Direction
Rewrite the lines from the line with "Localize all elements." to the line with "footnote-rounding: * Los", replacing "bar-remainder" with "bar-background" and leaving everything else unchanged.

Supplied data
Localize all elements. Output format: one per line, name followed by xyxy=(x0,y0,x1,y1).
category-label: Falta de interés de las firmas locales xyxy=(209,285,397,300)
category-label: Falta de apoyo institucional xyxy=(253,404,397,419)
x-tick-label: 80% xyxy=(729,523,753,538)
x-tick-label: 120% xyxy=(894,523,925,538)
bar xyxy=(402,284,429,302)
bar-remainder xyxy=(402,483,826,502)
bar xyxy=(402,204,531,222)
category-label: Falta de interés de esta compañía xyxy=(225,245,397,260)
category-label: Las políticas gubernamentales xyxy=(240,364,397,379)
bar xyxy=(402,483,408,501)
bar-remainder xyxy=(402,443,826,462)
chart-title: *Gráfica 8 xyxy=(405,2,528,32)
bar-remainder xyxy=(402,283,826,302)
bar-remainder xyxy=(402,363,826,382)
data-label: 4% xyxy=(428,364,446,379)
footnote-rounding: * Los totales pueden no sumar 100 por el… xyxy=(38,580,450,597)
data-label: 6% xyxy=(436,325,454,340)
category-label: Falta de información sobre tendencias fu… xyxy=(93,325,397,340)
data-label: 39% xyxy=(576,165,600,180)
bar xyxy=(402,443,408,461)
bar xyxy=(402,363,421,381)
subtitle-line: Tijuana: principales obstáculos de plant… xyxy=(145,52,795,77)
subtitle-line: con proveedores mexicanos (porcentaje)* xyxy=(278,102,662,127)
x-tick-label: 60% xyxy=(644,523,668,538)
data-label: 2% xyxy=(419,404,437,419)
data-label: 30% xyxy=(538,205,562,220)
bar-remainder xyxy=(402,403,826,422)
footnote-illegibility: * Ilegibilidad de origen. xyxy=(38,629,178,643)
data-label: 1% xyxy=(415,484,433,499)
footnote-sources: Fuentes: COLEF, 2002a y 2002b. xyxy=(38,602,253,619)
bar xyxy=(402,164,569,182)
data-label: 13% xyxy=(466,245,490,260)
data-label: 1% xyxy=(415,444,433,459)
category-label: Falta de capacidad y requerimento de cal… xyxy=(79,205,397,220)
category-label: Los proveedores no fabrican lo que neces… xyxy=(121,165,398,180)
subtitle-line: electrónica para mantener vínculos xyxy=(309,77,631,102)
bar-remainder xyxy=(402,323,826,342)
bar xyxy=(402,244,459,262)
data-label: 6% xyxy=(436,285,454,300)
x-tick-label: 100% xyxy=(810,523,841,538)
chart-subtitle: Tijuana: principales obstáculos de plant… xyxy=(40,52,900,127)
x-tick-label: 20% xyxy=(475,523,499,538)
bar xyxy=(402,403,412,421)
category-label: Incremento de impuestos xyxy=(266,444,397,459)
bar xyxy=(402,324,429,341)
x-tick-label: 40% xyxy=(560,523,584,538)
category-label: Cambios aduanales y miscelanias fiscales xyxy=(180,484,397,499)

...

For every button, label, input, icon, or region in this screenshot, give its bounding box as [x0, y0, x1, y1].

Response to this task
Localize all elements. Output format: one per line, name followed by xyxy=(x0,y0,x1,y1).
category-label: Falta de interés de las firmas locales xyxy=(209,285,397,300)
category-label: Falta de apoyo institucional xyxy=(253,404,397,419)
x-tick-label: 80% xyxy=(729,523,753,538)
x-tick-label: 120% xyxy=(894,523,925,538)
bar xyxy=(402,284,429,302)
bar-background xyxy=(402,483,826,502)
bar xyxy=(402,204,531,222)
category-label: Falta de interés de esta compañía xyxy=(225,245,397,260)
category-label: Las políticas gubernamentales xyxy=(240,364,397,379)
bar xyxy=(402,483,408,501)
bar-background xyxy=(402,443,826,462)
chart-title: *Gráfica 8 xyxy=(405,2,528,32)
bar-background xyxy=(402,283,826,302)
bar-background xyxy=(402,363,826,382)
data-label: 4% xyxy=(428,364,446,379)
footnote-rounding: * Los totales pueden no sumar 100 por el… xyxy=(38,580,450,597)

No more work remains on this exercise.